— START DATA EXCERPTS —
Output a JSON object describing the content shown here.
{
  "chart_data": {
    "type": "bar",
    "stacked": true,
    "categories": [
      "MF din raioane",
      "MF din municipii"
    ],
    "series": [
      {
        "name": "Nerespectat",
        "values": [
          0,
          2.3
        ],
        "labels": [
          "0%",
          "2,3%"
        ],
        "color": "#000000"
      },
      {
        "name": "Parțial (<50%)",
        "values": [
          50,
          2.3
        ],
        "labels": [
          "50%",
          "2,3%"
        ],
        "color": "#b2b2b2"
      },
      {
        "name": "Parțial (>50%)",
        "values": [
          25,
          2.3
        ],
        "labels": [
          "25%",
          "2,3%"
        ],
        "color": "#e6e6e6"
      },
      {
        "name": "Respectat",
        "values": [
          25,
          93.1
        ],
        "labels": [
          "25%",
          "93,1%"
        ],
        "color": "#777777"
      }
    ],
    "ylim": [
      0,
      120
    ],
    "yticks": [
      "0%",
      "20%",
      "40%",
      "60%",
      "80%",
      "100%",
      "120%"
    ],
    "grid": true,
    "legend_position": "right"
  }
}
— END DATA EXCERPTS —
REQUIRED TASK: Give all of the entries again, word for word.

RESPONSE FOR THIS EXERCISE:
Output a JSON object describing the content shown here.
{
  "chart_data": {
    "type": "bar",
    "stacked": true,
    "categories": [
      "MF din raioane",
      "MF din municipii"
    ],
    "series": [
      {
        "name": "Nerespectat",
        "values": [
          0,
          2.3
        ],
        "labels": [
          "0%",
          "2,3%"
        ],
        "color": "#000000"
      },
      {
        "name": "Parțial (<50%)",
        "values": [
          50,
          2.3
        ],
        "labels": [
          "50%",
          "2,3%"
        ],
        "color": "#b2b2b2"
      },
      {
        "name": "Parțial (>50%)",
        "values": [
          25,
          2.3
        ],
        "labels": [
          "25%",
          "2,3%"
        ],
        "color": "#e6e6e6"
      },
      {
        "name": "Respectat",
        "values": [
          25,
          93.1
        ],
        "labels": [
          "25%",
          "93,1%"
        ],
        "color": "#777777"
      }
    ],
    "ylim": [
      0,
      120
    ],
    "yticks": [
      "0%",
      "20%",
      "40%",
      "60%",
      "80%",
      "100%",
      "120%"
    ],
    "grid": true,
    "legend_position": "right"
  }
}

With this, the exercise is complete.